#### Your instructions
Output all the entries word for word. Omit the pictures.

#### Data lines
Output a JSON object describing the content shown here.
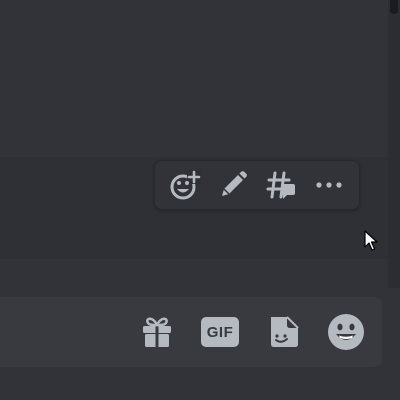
{
  "message_toolbar": {
    "actions": [
      {
        "name": "add-reaction",
        "icon": "smiley-plus-icon"
      },
      {
        "name": "edit",
        "icon": "pencil-icon"
      },
      {
        "name": "create-thread",
        "icon": "thread-icon"
      },
      {
        "name": "more",
        "icon": "more-horizontal-icon"
      }
    ]
  },
  "composer": {
    "input_value": "",
    "gif_label": "GIF",
    "buttons": [
      {
        "name": "gift",
        "icon": "gift-icon"
      },
      {
        "name": "gif",
        "icon": "gif-icon"
      },
      {
        "name": "sticker",
        "icon": "sticker-icon"
      },
      {
        "name": "emoji",
        "icon": "emoji-smile-icon"
      }
    ]
  },
  "colors": {
    "background": "#313338",
    "hover": "#2e3035",
    "composer": "#383a40",
    "icon": "#b5bac1",
    "scrollbar": "#2b2d31"
  }
}
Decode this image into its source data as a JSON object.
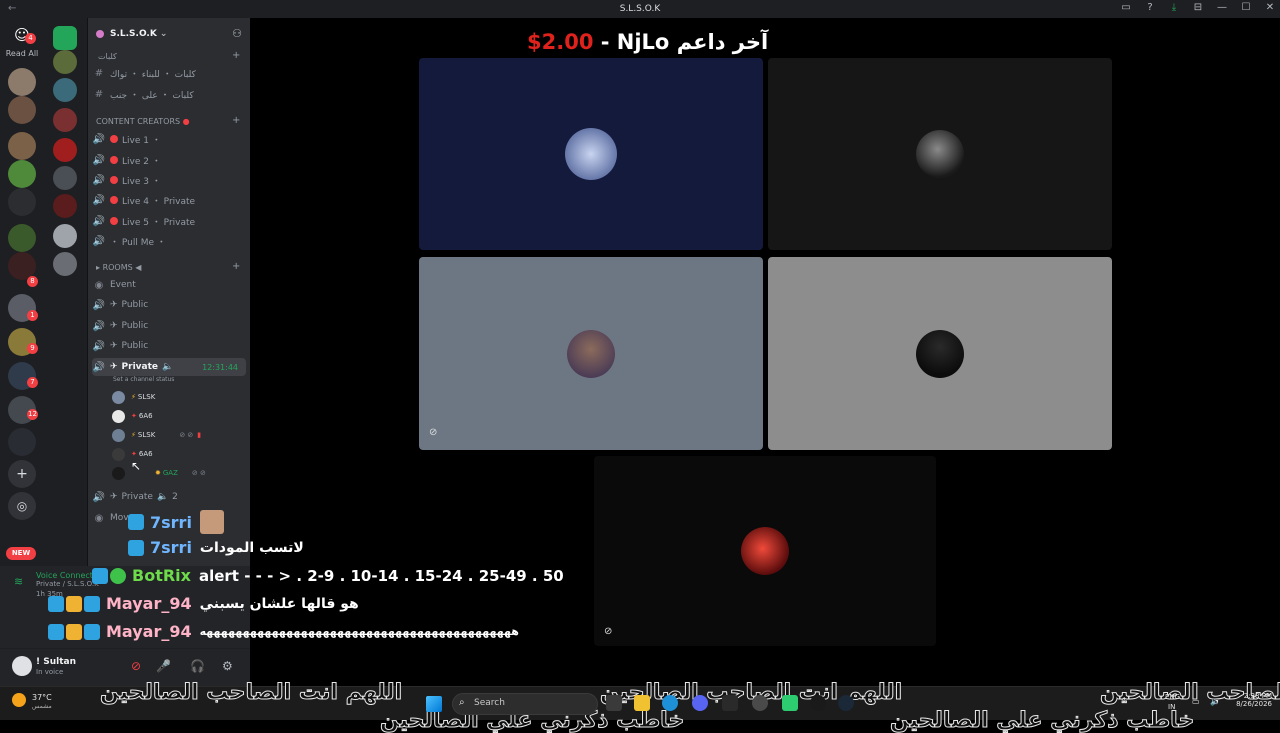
{
  "titlebar": {
    "title": "S.L.S.O.K",
    "back": "←",
    "controls": [
      "▭",
      "?",
      "⤓",
      "⊟",
      "—",
      "☐",
      "✕"
    ]
  },
  "guildbar": {
    "read_all": "Read All",
    "dm_badge": "4",
    "badges": [
      "8",
      "1",
      "9",
      "7",
      "12"
    ]
  },
  "server": {
    "name": "S.L.S.O.K",
    "categories": {
      "first": "كلبات",
      "content": "CONTENT CREATORS",
      "rooms": "ROOMS"
    },
    "text_channels": [
      "كلبات ・ للبناء ・ تواك",
      "كلبات ・ على ・ جنب"
    ],
    "live_channels": [
      "Live 1 ・",
      "Live 2 ・",
      "Live 3 ・",
      "Live 4 ・ Private",
      "Live 5 ・ Private",
      "・ Pull Me ・"
    ],
    "room_channels": [
      "Event",
      "Public",
      "Public",
      "Public"
    ],
    "active_channel": {
      "name": "Private",
      "timer": "12:31:44",
      "status": "Set a channel status"
    },
    "voice_users": [
      "SLSK",
      "6A6",
      "SLSK",
      "6A6",
      "GAZ"
    ],
    "next_channel": {
      "name": "Private",
      "count": "2"
    },
    "partial_channel": "Mov"
  },
  "new_pill": "NEW",
  "voice_panel": {
    "title": "Voice Connected",
    "sub": "Private / S.L.S.O.K",
    "time": "1h 35m"
  },
  "user_panel": {
    "name": "! Sultan",
    "status": "In voice"
  },
  "stage": {
    "donor_name": "NjLo",
    "donor_amount": "$2.00",
    "donor_label": "آخر داعم"
  },
  "chat_overlay": [
    {
      "name": "7srri",
      "message": "",
      "color": "#6fb6ff"
    },
    {
      "name": "7srri",
      "message": "لاتسب المودات",
      "color": "#6fb6ff"
    },
    {
      "name": "BotRix",
      "message": "alert - - - > . 2-9 . 10-14 . 15-24 . 25-49 . 50",
      "color": "#6ddb4a"
    },
    {
      "name": "Mayar_94",
      "message": "هو قالها علشان يسبني",
      "color": "#ffb3c7"
    },
    {
      "name": "Mayar_94",
      "message": "هههههههههههههههههههههههههههههههههههههههههههه",
      "color": "#ffb3c7"
    }
  ],
  "taskbar": {
    "temp": "37°C",
    "weather": "مشمس",
    "search": "Search",
    "lang": "ENG",
    "lang2": "IN",
    "time": "2:38 PM",
    "date": "8/26/2026"
  },
  "ticker": {
    "line1": "اللهم انت الصاحب  الصالحين",
    "line2": "خاطب ذكرني علي الصالحين"
  }
}
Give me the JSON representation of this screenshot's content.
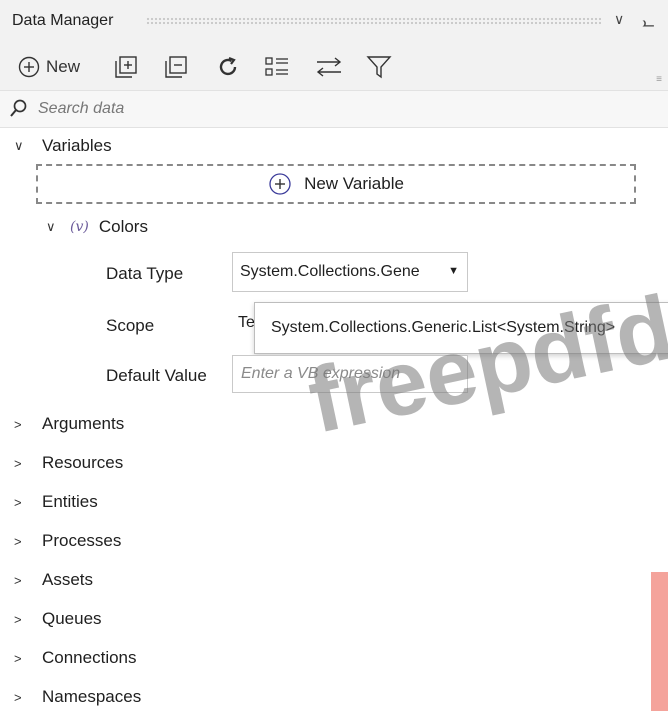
{
  "panel": {
    "title": "Data Manager"
  },
  "toolbar": {
    "new_label": "New"
  },
  "search": {
    "placeholder": "Search data"
  },
  "variables": {
    "label": "Variables",
    "new_variable_label": "New Variable",
    "items": [
      {
        "name": "Colors",
        "icon_text": "(v)",
        "data_type_label": "Data Type",
        "data_type_value": "System.Collections.Gene",
        "data_type_tooltip": "System.Collections.Generic.List<System.String>",
        "scope_label": "Scope",
        "scope_value": "Te",
        "default_value_label": "Default Value",
        "default_value_placeholder": "Enter a VB expression"
      }
    ]
  },
  "sections": [
    "Arguments",
    "Resources",
    "Entities",
    "Processes",
    "Assets",
    "Queues",
    "Connections",
    "Namespaces"
  ],
  "watermark": "freepdfdu"
}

#### Output for this exercise
Output a JSON object describing the content shown here.
{
  "message_toolbar": {
    "actions": [
      {
        "name": "add-reaction",
        "icon": "smiley-plus-icon"
      },
      {
        "name": "edit",
        "icon": "pencil-icon"
      },
      {
        "name": "create-thread",
        "icon": "thread-icon"
      },
      {
        "name": "more",
        "icon": "more-horizontal-icon"
      }
    ]
  },
  "composer": {
    "input_value": "",
    "gif_label": "GIF",
    "buttons": [
      {
        "name": "gift",
        "icon": "gift-icon"
      },
      {
        "name": "gif",
        "icon": "gif-icon"
      },
      {
        "name": "sticker",
        "icon": "sticker-icon"
      },
      {
        "name": "emoji",
        "icon": "emoji-smile-icon"
      }
    ]
  },
  "colors": {
    "background": "#313338",
    "hover": "#2e3035",
    "composer": "#383a40",
    "icon": "#b5bac1",
    "scrollbar": "#2b2d31"
  }
}
Decode this image into its source data as a JSON object.
{
  "titlebar": {
    "title": "S.L.S.O.K",
    "back": "←",
    "controls": [
      "▭",
      "?",
      "⤓",
      "⊟",
      "—",
      "☐",
      "✕"
    ]
  },
  "guildbar": {
    "read_all": "Read All",
    "dm_badge": "4",
    "badges": [
      "8",
      "1",
      "9",
      "7",
      "12"
    ]
  },
  "server": {
    "name": "S.L.S.O.K",
    "categories": {
      "first": "كلبات",
      "content": "CONTENT CREATORS",
      "rooms": "ROOMS"
    },
    "text_channels": [
      "كلبات ・ للبناء ・ تواك",
      "كلبات ・ على ・ جنب"
    ],
    "live_channels": [
      "Live 1 ・",
      "Live 2 ・",
      "Live 3 ・",
      "Live 4 ・ Private",
      "Live 5 ・ Private",
      "・ Pull Me ・"
    ],
    "room_channels": [
      "Event",
      "Public",
      "Public",
      "Public"
    ],
    "active_channel": {
      "name": "Private",
      "timer": "12:31:44",
      "status": "Set a channel status"
    },
    "voice_users": [
      "SLSK",
      "6A6",
      "SLSK",
      "6A6",
      "GAZ"
    ],
    "next_channel": {
      "name": "Private",
      "count": "2"
    },
    "partial_channel": "Mov"
  },
  "new_pill": "NEW",
  "voice_panel": {
    "title": "Voice Connected",
    "sub": "Private / S.L.S.O.K",
    "time": "1h 35m"
  },
  "user_panel": {
    "name": "! Sultan",
    "status": "In voice"
  },
  "stage": {
    "donor_name": "NjLo",
    "donor_amount": "$2.00",
    "donor_label": "آخر داعم"
  },
  "chat_overlay": [
    {
      "name": "7srri",
      "message": "",
      "color": "#6fb6ff"
    },
    {
      "name": "7srri",
      "message": "لاتسب المودات",
      "color": "#6fb6ff"
    },
    {
      "name": "BotRix",
      "message": "alert - - - > . 2-9 . 10-14 . 15-24 . 25-49 . 50",
      "color": "#6ddb4a"
    },
    {
      "name": "Mayar_94",
      "message": "هو قالها علشان يسبني",
      "color": "#ffb3c7"
    },
    {
      "name": "Mayar_94",
      "message": "هههههههههههههههههههههههههههههههههههههههههههه",
      "color": "#ffb3c7"
    }
  ],
  "taskbar": {
    "temp": "37°C",
    "weather": "مشمس",
    "search": "Search",
    "lang": "ENG",
    "lang2": "IN",
    "time": "2:38 PM",
    "date": "8/26/2026"
  },
  "ticker": {
    "line1": "اللهم انت الصاحب  الصالحين",
    "line2": "خاطب ذكرني علي الصالحين"
  }
}
Give me the JSON representation of this screenshot's content.
{
  "panel": {
    "title": "Data Manager"
  },
  "toolbar": {
    "new_label": "New"
  },
  "search": {
    "placeholder": "Search data"
  },
  "variables": {
    "label": "Variables",
    "new_variable_label": "New Variable",
    "items": [
      {
        "name": "Colors",
        "icon_text": "(v)",
        "data_type_label": "Data Type",
        "data_type_value": "System.Collections.Gene",
        "data_type_tooltip": "System.Collections.Generic.List<System.String>",
        "scope_label": "Scope",
        "scope_value": "Te",
        "default_value_label": "Default Value",
        "default_value_placeholder": "Enter a VB expression"
      }
    ]
  },
  "sections": [
    "Arguments",
    "Resources",
    "Entities",
    "Processes",
    "Assets",
    "Queues",
    "Connections",
    "Namespaces"
  ],
  "watermark": "freepdfdu"
}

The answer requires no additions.